Problem details
Would you transcribe all of the data exactly, down to the last character?

Data extract

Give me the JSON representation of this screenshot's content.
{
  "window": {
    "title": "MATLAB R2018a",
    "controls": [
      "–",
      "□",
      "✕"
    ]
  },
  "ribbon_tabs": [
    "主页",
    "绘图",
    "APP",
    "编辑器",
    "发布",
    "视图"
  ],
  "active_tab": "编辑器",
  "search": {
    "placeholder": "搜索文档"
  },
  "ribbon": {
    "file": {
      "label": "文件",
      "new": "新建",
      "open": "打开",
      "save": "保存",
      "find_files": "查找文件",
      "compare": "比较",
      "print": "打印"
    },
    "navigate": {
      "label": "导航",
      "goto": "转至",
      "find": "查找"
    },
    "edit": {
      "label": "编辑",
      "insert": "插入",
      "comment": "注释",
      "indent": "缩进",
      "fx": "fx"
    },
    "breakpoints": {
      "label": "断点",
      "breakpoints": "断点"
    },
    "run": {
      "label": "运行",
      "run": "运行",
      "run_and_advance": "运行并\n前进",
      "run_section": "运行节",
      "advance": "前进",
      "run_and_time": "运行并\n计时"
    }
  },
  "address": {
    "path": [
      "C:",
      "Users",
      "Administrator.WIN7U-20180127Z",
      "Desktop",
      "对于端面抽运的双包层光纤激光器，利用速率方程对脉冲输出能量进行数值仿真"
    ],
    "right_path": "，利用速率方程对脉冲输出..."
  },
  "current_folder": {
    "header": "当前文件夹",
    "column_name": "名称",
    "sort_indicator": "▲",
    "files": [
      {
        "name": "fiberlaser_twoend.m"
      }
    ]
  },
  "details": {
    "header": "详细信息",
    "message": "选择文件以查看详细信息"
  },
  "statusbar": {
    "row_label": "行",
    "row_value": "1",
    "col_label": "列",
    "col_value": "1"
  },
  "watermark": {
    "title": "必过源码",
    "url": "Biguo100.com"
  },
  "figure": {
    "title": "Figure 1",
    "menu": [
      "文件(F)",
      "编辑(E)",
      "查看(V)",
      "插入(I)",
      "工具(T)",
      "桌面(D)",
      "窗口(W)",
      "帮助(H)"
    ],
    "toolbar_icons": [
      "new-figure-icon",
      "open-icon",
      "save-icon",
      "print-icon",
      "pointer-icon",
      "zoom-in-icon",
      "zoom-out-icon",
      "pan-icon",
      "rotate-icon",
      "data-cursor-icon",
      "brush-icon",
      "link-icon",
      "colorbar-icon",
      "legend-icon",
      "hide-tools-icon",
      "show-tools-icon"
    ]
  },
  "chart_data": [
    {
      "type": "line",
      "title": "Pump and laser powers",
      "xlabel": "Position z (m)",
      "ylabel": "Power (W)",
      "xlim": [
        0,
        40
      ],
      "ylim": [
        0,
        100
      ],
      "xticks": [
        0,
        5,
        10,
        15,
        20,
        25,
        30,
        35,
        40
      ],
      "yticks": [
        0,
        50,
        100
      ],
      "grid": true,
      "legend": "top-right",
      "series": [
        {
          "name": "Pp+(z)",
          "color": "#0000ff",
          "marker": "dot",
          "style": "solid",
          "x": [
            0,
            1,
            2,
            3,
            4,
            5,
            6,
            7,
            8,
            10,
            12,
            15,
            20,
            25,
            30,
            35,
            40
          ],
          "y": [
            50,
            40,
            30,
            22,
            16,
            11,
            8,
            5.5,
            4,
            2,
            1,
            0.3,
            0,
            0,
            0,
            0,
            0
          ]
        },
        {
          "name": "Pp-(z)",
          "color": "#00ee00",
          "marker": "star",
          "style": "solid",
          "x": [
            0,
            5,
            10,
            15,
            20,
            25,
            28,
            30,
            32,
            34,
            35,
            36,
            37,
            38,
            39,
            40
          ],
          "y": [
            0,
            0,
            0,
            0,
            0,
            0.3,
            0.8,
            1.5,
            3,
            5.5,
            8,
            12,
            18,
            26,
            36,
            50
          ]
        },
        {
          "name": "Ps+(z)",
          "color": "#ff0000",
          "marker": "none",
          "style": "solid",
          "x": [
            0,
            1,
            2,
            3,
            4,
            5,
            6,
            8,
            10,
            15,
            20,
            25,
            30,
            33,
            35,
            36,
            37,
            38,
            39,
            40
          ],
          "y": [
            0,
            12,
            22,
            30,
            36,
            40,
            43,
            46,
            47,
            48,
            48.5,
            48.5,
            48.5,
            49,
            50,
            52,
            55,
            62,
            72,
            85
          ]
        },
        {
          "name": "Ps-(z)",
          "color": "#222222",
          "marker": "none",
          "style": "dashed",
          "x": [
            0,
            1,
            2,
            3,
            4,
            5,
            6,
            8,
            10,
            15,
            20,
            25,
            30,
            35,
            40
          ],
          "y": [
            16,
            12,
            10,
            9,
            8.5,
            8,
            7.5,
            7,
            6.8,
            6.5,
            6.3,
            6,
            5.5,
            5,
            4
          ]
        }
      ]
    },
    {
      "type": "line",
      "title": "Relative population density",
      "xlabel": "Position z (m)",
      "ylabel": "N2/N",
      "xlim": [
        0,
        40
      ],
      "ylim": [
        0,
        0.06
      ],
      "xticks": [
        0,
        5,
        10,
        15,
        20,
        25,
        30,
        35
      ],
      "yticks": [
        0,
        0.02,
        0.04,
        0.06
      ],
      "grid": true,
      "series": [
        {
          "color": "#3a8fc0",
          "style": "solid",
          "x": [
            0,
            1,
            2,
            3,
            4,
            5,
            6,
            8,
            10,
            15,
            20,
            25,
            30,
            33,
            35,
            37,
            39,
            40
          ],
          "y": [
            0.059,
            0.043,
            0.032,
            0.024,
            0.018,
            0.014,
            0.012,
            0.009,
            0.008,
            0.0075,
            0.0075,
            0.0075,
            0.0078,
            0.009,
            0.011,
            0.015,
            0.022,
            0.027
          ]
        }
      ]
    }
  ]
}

Written solution
Give me the JSON representation of this screenshot's content.
{
  "window": {
    "title": "MATLAB R2018a",
    "controls": [
      "–",
      "□",
      "✕"
    ]
  },
  "ribbon_tabs": [
    "主页",
    "绘图",
    "APP",
    "编辑器",
    "发布",
    "视图"
  ],
  "active_tab": "编辑器",
  "search": {
    "placeholder": "搜索文档"
  },
  "ribbon": {
    "file": {
      "label": "文件",
      "new": "新建",
      "open": "打开",
      "save": "保存",
      "find_files": "查找文件",
      "compare": "比较",
      "print": "打印"
    },
    "navigate": {
      "label": "导航",
      "goto": "转至",
      "find": "查找"
    },
    "edit": {
      "label": "编辑",
      "insert": "插入",
      "comment": "注释",
      "indent": "缩进",
      "fx": "fx"
    },
    "breakpoints": {
      "label": "断点",
      "breakpoints": "断点"
    },
    "run": {
      "label": "运行",
      "run": "运行",
      "run_and_advance": "运行并\n前进",
      "run_section": "运行节",
      "advance": "前进",
      "run_and_time": "运行并\n计时"
    }
  },
  "address": {
    "path": [
      "C:",
      "Users",
      "Administrator.WIN7U-20180127Z",
      "Desktop",
      "对于端面抽运的双包层光纤激光器，利用速率方程对脉冲输出能量进行数值仿真"
    ],
    "right_path": "，利用速率方程对脉冲输出..."
  },
  "current_folder": {
    "header": "当前文件夹",
    "column_name": "名称",
    "sort_indicator": "▲",
    "files": [
      {
        "name": "fiberlaser_twoend.m"
      }
    ]
  },
  "details": {
    "header": "详细信息",
    "message": "选择文件以查看详细信息"
  },
  "statusbar": {
    "row_label": "行",
    "row_value": "1",
    "col_label": "列",
    "col_value": "1"
  },
  "watermark": {
    "title": "必过源码",
    "url": "Biguo100.com"
  },
  "figure": {
    "title": "Figure 1",
    "menu": [
      "文件(F)",
      "编辑(E)",
      "查看(V)",
      "插入(I)",
      "工具(T)",
      "桌面(D)",
      "窗口(W)",
      "帮助(H)"
    ],
    "toolbar_icons": [
      "new-figure-icon",
      "open-icon",
      "save-icon",
      "print-icon",
      "pointer-icon",
      "zoom-in-icon",
      "zoom-out-icon",
      "pan-icon",
      "rotate-icon",
      "data-cursor-icon",
      "brush-icon",
      "link-icon",
      "colorbar-icon",
      "legend-icon",
      "hide-tools-icon",
      "show-tools-icon"
    ]
  },
  "chart_data": [
    {
      "type": "line",
      "title": "Pump and laser powers",
      "xlabel": "Position z (m)",
      "ylabel": "Power (W)",
      "xlim": [
        0,
        40
      ],
      "ylim": [
        0,
        100
      ],
      "xticks": [
        0,
        5,
        10,
        15,
        20,
        25,
        30,
        35,
        40
      ],
      "yticks": [
        0,
        50,
        100
      ],
      "grid": true,
      "legend": "top-right",
      "series": [
        {
          "name": "Pp+(z)",
          "color": "#0000ff",
          "marker": "dot",
          "style": "solid",
          "x": [
            0,
            1,
            2,
            3,
            4,
            5,
            6,
            7,
            8,
            10,
            12,
            15,
            20,
            25,
            30,
            35,
            40
          ],
          "y": [
            50,
            40,
            30,
            22,
            16,
            11,
            8,
            5.5,
            4,
            2,
            1,
            0.3,
            0,
            0,
            0,
            0,
            0
          ]
        },
        {
          "name": "Pp-(z)",
          "color": "#00ee00",
          "marker": "star",
          "style": "solid",
          "x": [
            0,
            5,
            10,
            15,
            20,
            25,
            28,
            30,
            32,
            34,
            35,
            36,
            37,
            38,
            39,
            40
          ],
          "y": [
            0,
            0,
            0,
            0,
            0,
            0.3,
            0.8,
            1.5,
            3,
            5.5,
            8,
            12,
            18,
            26,
            36,
            50
          ]
        },
        {
          "name": "Ps+(z)",
          "color": "#ff0000",
          "marker": "none",
          "style": "solid",
          "x": [
            0,
            1,
            2,
            3,
            4,
            5,
            6,
            8,
            10,
            15,
            20,
            25,
            30,
            33,
            35,
            36,
            37,
            38,
            39,
            40
          ],
          "y": [
            0,
            12,
            22,
            30,
            36,
            40,
            43,
            46,
            47,
            48,
            48.5,
            48.5,
            48.5,
            49,
            50,
            52,
            55,
            62,
            72,
            85
          ]
        },
        {
          "name": "Ps-(z)",
          "color": "#222222",
          "marker": "none",
          "style": "dashed",
          "x": [
            0,
            1,
            2,
            3,
            4,
            5,
            6,
            8,
            10,
            15,
            20,
            25,
            30,
            35,
            40
          ],
          "y": [
            16,
            12,
            10,
            9,
            8.5,
            8,
            7.5,
            7,
            6.8,
            6.5,
            6.3,
            6,
            5.5,
            5,
            4
          ]
        }
      ]
    },
    {
      "type": "line",
      "title": "Relative population density",
      "xlabel": "Position z (m)",
      "ylabel": "N2/N",
      "xlim": [
        0,
        40
      ],
      "ylim": [
        0,
        0.06
      ],
      "xticks": [
        0,
        5,
        10,
        15,
        20,
        25,
        30,
        35
      ],
      "yticks": [
        0,
        0.02,
        0.04,
        0.06
      ],
      "grid": true,
      "series": [
        {
          "color": "#3a8fc0",
          "style": "solid",
          "x": [
            0,
            1,
            2,
            3,
            4,
            5,
            6,
            8,
            10,
            15,
            20,
            25,
            30,
            33,
            35,
            37,
            39,
            40
          ],
          "y": [
            0.059,
            0.043,
            0.032,
            0.024,
            0.018,
            0.014,
            0.012,
            0.009,
            0.008,
            0.0075,
            0.0075,
            0.0075,
            0.0078,
            0.009,
            0.011,
            0.015,
            0.022,
            0.027
          ]
        }
      ]
    }
  ]
}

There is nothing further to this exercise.